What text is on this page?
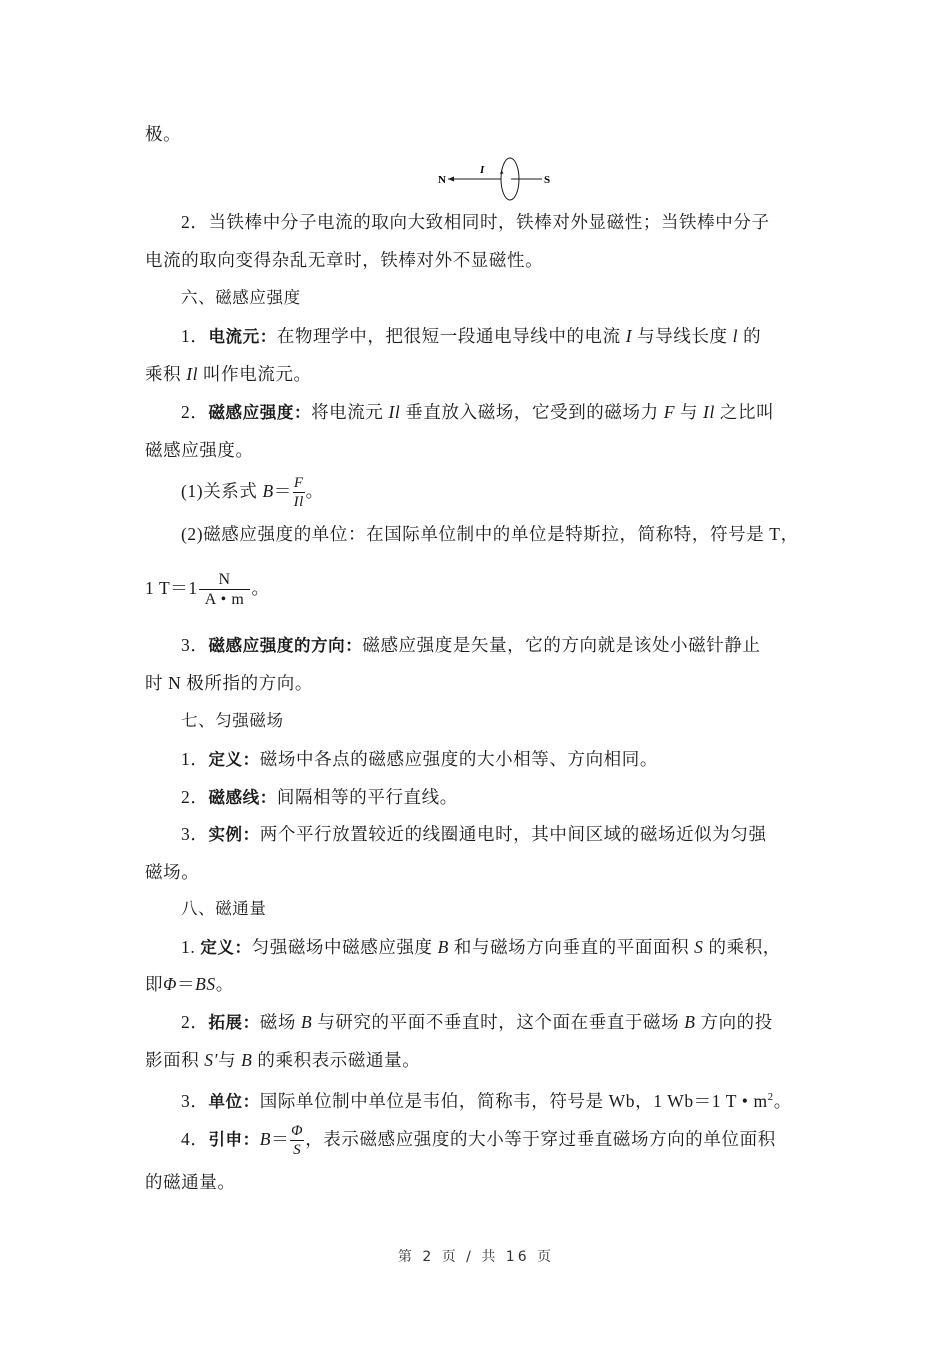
极。
N	S
I
2．当铁棒中分子电流的取向大致相同时，铁棒对外显磁性；当铁棒中分子
电流的取向变得杂乱无章时，铁棒对外不显磁性。
六、磁感应强度
1．电流元：在物理学中，把很短一段通电导线中的电流 I 与导线长度 l 的
乘积 Il 叫作电流元。
2．磁感应强度：将电流元 Il 垂直放入磁场，它受到的磁场力 F 与 Il 之比叫
磁感应强度。
(1)关系式 $B= \frac{F}{Il}$ 。
(2)磁感应强度的单位：在国际单位制中的单位是特斯拉，简称特，符号是 T，
1 $T=1 \frac{N}{A • m}$ 。
3．磁感应强度的方向：磁感应强度是矢量，它的方向就是该处小磁针静止
时 N 极所指的方向。
七、匀强磁场
1．定义：磁场中各点的磁感应强度的大小相等、方向相同。
2．磁感线：间隔相等的平行直线。
3．实例：两个平行放置较近的线圈通电时，其中间区域的磁场近似为匀强
磁场。
八、磁通量
1. 定义：匀强磁场中磁感应强度 B 和与磁场方向垂直的平面面积 S 的乘积，
即Φ＝BS。
2．拓展：磁场 B 与研究的平面不垂直时，这个面在垂直于磁场 B 方向的投
影面积 S′与 B 的乘积表示磁通量。
3．单位：国际单位制中单位是韦伯，简称韦，符号是 Wb，1 Wb＝1 T • $m^2$。
4．引申：$B= \frac{\Phi}{S}$ ，表示磁感应强度的大小等于穿过垂直磁场方向的单位面积
的磁通量。
第 2 页 / 共 16 页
============================================================
Written task: Leave out the pictures and give the listing above again exactly.

Complete output:
What text is on this page?
极。
N	S
I
2．当铁棒中分子电流的取向大致相同时，铁棒对外显磁性；当铁棒中分子
电流的取向变得杂乱无章时，铁棒对外不显磁性。
六、磁感应强度
1．电流元：在物理学中，把很短一段通电导线中的电流 I 与导线长度 l 的
乘积 Il 叫作电流元。
2．磁感应强度：将电流元 Il 垂直放入磁场，它受到的磁场力 F 与 Il 之比叫
磁感应强度。
(1)关系式 $B= \frac{F}{Il}$ 。
(2)磁感应强度的单位：在国际单位制中的单位是特斯拉，简称特，符号是 T，
1 $T=1 \frac{N}{A • m}$ 。
3．磁感应强度的方向：磁感应强度是矢量，它的方向就是该处小磁针静止
时 N 极所指的方向。
七、匀强磁场
1．定义：磁场中各点的磁感应强度的大小相等、方向相同。
2．磁感线：间隔相等的平行直线。
3．实例：两个平行放置较近的线圈通电时，其中间区域的磁场近似为匀强
磁场。
八、磁通量
1. 定义：匀强磁场中磁感应强度 B 和与磁场方向垂直的平面面积 S 的乘积，
即Φ＝BS。
2．拓展：磁场 B 与研究的平面不垂直时，这个面在垂直于磁场 B 方向的投
影面积 S′与 B 的乘积表示磁通量。
3．单位：国际单位制中单位是韦伯，简称韦，符号是 Wb，1 Wb＝1 T • $m^2$。
4．引申：$B= \frac{\Phi}{S}$ ，表示磁感应强度的大小等于穿过垂直磁场方向的单位面积
的磁通量。
第 2 页 / 共 16 页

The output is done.